Every line with the string "value" should be gathered.

☆ ☆ ☆

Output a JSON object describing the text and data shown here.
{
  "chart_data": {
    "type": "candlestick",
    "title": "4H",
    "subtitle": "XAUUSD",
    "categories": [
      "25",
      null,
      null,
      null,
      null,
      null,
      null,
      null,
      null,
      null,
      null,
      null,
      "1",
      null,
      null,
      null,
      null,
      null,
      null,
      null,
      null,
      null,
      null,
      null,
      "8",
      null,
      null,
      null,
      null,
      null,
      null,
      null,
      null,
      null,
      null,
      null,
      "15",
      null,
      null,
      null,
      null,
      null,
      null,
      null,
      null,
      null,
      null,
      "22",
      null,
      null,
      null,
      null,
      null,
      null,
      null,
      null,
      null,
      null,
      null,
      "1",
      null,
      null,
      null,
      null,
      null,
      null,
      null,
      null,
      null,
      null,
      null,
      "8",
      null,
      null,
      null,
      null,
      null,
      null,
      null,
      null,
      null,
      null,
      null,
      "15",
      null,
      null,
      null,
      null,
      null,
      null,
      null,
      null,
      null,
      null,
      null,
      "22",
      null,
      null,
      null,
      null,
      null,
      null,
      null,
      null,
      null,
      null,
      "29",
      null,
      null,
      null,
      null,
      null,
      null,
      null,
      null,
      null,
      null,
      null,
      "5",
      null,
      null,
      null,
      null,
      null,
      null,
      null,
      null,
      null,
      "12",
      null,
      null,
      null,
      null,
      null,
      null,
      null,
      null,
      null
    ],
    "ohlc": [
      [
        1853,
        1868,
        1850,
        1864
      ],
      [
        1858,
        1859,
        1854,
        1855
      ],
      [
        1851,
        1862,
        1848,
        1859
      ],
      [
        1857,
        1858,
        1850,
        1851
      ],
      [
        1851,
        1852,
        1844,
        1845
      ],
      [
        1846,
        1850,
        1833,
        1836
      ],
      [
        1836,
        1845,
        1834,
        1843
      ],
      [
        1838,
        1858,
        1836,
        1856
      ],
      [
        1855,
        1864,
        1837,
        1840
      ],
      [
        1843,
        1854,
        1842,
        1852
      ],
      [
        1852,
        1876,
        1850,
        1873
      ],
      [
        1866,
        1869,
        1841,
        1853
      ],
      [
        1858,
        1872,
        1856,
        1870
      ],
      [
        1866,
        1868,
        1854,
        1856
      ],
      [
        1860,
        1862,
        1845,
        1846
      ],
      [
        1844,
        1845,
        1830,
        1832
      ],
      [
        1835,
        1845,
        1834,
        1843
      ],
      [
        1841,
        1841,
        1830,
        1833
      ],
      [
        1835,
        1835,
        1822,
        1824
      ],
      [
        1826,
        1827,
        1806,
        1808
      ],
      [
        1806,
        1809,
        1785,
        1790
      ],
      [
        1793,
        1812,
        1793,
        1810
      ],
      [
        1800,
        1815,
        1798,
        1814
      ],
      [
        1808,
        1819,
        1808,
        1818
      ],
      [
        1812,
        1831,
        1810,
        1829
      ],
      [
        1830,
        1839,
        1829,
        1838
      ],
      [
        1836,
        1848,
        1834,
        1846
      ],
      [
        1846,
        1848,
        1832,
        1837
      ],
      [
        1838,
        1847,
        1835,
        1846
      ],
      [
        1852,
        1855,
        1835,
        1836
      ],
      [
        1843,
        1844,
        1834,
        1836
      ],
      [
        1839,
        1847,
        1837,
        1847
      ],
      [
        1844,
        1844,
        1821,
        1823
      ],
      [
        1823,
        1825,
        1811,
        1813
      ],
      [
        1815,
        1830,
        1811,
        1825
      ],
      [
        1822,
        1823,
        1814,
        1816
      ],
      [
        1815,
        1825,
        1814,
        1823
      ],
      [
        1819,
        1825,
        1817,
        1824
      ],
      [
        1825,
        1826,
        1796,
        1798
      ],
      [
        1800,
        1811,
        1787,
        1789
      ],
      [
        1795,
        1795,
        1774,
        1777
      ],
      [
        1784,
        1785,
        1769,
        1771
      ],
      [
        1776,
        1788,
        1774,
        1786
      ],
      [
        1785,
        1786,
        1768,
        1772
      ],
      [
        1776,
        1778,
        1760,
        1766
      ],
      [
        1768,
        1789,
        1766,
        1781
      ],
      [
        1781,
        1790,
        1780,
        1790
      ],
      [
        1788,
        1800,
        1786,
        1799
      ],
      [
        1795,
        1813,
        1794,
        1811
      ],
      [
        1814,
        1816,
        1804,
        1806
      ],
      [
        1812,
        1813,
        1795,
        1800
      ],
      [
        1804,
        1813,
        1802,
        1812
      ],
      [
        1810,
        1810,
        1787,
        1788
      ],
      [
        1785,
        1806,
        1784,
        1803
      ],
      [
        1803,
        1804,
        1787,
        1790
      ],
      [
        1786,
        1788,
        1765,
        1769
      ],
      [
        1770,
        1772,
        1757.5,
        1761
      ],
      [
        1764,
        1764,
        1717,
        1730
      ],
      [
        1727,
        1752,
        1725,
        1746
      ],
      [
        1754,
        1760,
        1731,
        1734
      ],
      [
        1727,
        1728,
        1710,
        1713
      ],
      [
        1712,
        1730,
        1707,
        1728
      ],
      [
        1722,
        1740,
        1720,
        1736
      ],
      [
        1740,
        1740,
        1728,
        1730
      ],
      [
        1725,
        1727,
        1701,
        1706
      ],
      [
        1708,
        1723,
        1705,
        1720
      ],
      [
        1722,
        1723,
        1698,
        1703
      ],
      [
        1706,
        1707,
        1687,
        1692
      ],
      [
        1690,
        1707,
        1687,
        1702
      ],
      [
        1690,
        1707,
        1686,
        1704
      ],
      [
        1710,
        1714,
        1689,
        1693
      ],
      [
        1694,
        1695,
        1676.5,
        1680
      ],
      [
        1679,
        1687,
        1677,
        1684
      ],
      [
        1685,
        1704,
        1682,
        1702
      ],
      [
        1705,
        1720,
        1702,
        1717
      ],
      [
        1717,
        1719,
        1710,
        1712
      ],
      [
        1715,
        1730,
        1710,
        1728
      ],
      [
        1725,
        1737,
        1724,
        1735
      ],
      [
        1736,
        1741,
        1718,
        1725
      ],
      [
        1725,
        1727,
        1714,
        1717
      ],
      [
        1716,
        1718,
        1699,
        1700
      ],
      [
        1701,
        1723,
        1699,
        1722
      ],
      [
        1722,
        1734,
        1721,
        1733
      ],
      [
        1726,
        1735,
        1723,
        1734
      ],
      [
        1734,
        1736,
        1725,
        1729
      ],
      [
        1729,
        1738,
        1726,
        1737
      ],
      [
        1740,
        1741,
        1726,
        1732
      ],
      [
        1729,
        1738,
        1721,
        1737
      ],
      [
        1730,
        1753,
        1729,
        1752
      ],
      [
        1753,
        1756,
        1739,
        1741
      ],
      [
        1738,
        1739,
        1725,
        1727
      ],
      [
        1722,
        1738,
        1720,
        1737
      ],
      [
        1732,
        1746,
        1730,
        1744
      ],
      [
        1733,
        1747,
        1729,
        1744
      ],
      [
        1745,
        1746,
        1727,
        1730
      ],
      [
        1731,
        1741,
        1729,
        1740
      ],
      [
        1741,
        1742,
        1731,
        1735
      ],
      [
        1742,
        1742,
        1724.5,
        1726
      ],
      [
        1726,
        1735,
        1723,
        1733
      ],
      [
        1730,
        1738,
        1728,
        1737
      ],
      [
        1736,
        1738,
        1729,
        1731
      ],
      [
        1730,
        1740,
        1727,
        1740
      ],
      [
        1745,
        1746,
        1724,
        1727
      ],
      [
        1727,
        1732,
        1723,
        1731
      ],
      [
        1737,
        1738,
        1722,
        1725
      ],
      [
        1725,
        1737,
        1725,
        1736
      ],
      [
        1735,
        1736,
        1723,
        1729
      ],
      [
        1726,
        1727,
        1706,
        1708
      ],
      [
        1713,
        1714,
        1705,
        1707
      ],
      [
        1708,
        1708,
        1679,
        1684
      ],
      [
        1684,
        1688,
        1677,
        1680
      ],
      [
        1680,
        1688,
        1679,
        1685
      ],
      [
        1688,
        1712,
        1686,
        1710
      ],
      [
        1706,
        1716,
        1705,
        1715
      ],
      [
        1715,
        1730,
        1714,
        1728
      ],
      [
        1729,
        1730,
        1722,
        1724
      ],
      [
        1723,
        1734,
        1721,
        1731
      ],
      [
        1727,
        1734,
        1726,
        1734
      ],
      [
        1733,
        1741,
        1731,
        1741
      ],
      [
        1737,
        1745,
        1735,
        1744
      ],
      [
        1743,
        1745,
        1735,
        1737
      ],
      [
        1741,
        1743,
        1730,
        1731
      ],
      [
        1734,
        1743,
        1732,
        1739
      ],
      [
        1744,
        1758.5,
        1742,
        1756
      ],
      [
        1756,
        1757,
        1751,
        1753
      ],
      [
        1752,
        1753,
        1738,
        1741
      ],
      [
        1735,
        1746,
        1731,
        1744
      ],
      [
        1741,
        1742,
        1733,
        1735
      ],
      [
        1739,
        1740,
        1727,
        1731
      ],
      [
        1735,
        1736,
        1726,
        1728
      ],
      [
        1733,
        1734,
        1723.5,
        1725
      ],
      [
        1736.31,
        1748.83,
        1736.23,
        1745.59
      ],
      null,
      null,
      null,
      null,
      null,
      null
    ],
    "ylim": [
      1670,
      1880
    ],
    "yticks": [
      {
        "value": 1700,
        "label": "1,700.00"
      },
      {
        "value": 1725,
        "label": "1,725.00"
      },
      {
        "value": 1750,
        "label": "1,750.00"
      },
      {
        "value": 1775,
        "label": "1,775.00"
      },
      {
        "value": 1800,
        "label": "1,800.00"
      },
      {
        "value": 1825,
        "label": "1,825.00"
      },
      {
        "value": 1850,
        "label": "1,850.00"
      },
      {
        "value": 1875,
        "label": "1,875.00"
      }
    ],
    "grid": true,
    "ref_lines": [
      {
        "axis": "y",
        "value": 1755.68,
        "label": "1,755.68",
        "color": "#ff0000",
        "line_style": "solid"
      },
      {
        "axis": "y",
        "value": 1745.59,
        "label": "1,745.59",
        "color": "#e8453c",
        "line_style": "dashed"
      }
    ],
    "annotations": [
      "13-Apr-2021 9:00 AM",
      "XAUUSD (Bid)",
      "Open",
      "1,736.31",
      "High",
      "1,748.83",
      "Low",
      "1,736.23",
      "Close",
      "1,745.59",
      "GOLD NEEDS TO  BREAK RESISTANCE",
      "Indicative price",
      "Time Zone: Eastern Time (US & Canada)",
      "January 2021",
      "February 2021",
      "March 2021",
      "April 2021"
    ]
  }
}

☆ ☆ ☆

• **TASK RESULT**:
        "value": 1700,
        "value": 1725,
        "value": 1750,
        "value": 1775,
        "value": 1800,
        "value": 1825,
        "value": 1850,
        "value": 1875,
        "value": 1755.68,
        "value": 1745.59,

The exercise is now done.